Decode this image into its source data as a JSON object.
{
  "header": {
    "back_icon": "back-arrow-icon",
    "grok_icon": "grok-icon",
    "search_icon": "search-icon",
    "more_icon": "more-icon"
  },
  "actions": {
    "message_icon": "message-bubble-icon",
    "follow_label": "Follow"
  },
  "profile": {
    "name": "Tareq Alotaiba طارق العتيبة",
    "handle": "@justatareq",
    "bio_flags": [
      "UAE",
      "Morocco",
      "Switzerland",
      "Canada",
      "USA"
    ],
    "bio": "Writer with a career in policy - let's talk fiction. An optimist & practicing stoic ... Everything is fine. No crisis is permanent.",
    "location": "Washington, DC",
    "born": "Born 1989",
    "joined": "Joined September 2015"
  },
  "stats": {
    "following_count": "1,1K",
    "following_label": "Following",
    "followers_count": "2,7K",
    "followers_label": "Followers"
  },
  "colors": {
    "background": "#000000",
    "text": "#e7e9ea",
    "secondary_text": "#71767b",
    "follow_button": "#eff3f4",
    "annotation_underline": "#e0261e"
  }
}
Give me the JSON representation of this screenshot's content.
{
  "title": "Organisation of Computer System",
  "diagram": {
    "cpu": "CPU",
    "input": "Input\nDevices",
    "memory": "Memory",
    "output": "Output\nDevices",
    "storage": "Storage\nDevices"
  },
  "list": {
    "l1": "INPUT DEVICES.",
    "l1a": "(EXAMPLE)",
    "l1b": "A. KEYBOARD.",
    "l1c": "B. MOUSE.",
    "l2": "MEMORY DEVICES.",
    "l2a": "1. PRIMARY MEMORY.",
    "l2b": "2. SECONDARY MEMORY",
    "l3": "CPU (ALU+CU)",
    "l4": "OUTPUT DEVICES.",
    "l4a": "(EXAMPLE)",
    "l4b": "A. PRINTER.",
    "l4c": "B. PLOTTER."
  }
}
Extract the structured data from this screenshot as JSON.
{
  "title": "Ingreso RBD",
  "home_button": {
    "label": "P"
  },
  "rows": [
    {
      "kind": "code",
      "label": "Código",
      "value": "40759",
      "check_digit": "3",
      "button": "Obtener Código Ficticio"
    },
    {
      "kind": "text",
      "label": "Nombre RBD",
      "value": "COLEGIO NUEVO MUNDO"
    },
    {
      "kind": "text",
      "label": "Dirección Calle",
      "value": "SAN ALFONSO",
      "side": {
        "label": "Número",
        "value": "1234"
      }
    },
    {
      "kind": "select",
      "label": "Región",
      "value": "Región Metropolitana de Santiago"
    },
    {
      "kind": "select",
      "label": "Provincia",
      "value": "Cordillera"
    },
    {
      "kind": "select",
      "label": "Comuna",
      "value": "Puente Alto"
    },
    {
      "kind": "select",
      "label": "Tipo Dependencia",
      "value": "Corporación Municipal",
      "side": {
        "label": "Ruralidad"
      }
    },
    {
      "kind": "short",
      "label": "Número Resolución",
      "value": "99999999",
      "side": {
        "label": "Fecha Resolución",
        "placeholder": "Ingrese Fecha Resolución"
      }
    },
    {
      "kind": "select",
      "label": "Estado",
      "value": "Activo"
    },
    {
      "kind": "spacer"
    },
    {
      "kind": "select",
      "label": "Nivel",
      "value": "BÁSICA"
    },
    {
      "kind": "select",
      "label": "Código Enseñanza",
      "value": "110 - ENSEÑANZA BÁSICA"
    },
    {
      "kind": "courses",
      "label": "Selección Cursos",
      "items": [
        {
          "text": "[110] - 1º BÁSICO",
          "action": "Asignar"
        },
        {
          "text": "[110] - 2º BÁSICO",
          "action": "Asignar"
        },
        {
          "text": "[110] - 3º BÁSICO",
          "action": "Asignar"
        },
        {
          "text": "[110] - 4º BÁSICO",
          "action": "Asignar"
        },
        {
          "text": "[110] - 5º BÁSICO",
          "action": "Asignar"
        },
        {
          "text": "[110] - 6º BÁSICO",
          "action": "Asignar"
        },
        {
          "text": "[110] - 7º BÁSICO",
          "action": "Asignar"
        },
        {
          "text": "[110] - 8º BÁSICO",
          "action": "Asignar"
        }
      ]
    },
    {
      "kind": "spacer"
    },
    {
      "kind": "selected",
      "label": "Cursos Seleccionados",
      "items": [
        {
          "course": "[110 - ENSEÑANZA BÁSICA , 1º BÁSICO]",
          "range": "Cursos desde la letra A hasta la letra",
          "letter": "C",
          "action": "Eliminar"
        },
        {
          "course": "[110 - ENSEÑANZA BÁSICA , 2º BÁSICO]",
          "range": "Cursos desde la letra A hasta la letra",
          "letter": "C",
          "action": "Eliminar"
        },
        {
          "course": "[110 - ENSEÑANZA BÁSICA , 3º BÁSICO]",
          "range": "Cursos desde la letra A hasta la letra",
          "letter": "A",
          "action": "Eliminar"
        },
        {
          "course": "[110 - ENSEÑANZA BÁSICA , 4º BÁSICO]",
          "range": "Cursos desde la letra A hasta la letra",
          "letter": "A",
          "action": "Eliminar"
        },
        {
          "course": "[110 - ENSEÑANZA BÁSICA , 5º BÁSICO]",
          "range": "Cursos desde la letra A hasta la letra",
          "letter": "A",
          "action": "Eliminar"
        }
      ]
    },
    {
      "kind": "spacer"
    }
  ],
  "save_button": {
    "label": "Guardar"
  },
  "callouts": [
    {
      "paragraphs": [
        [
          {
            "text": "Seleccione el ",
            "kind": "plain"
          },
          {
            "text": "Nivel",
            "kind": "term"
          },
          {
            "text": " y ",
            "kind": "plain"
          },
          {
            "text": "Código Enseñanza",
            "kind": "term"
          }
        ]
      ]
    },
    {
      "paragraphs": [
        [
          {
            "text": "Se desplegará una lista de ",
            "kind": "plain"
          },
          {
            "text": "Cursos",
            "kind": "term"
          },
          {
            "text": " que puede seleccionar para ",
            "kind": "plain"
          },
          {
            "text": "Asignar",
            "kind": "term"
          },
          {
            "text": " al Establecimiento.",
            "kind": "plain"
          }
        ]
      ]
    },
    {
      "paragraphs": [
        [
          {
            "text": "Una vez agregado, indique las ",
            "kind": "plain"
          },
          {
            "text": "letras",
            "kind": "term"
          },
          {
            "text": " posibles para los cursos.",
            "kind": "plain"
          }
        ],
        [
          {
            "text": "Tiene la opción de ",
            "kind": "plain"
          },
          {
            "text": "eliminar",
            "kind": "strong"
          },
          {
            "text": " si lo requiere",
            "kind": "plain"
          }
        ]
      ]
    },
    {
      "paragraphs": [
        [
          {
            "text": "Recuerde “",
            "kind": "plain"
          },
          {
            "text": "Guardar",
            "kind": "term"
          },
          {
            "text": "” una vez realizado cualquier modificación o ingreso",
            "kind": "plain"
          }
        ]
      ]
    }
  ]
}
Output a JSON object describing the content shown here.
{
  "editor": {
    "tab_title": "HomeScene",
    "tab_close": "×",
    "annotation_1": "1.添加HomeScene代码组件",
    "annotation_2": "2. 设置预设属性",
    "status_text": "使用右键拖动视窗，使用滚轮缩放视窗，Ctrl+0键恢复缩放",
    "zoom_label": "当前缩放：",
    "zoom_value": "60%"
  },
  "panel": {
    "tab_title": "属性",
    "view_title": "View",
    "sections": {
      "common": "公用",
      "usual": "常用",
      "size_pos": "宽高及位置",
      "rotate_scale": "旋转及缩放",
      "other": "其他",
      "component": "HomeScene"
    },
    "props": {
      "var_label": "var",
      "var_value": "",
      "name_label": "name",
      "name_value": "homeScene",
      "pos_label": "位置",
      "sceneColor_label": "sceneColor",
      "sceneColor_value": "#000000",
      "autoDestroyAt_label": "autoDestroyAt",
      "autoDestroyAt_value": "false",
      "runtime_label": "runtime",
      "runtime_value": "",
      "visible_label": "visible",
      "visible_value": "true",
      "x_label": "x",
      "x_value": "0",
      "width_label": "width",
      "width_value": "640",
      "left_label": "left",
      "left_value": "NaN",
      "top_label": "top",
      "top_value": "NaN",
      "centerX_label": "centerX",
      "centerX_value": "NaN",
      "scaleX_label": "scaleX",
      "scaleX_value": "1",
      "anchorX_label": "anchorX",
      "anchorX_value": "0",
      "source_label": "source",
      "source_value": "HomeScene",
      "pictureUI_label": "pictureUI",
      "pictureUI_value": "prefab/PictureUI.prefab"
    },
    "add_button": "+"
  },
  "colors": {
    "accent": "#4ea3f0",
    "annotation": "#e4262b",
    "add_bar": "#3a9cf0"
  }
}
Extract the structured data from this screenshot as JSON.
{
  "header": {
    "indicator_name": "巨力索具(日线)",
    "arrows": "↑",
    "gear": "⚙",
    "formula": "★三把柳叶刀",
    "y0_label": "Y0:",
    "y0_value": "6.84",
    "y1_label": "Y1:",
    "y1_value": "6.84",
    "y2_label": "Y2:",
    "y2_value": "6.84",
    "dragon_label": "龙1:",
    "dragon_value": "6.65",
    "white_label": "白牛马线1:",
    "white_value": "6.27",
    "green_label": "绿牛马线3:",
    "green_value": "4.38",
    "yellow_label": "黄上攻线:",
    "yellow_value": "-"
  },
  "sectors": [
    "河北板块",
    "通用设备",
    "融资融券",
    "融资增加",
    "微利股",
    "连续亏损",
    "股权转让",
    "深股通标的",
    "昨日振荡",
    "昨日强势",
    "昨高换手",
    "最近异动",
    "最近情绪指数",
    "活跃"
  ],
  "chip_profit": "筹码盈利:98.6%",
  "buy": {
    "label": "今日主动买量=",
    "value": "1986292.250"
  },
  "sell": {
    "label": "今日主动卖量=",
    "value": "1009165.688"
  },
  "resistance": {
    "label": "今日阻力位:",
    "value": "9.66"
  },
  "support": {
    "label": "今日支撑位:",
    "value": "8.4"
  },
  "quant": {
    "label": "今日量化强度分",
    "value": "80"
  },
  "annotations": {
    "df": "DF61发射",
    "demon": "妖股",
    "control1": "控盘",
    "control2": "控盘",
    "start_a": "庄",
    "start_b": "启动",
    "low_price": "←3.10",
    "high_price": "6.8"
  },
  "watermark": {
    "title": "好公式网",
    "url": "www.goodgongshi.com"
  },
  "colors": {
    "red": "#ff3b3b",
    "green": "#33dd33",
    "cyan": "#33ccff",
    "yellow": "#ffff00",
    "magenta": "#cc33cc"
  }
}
※
Write out every line of the listing that holds the word "content".

The solution:
Give me the JSON representation of this screenshot's content.
Output a JSON object describing the content shown here.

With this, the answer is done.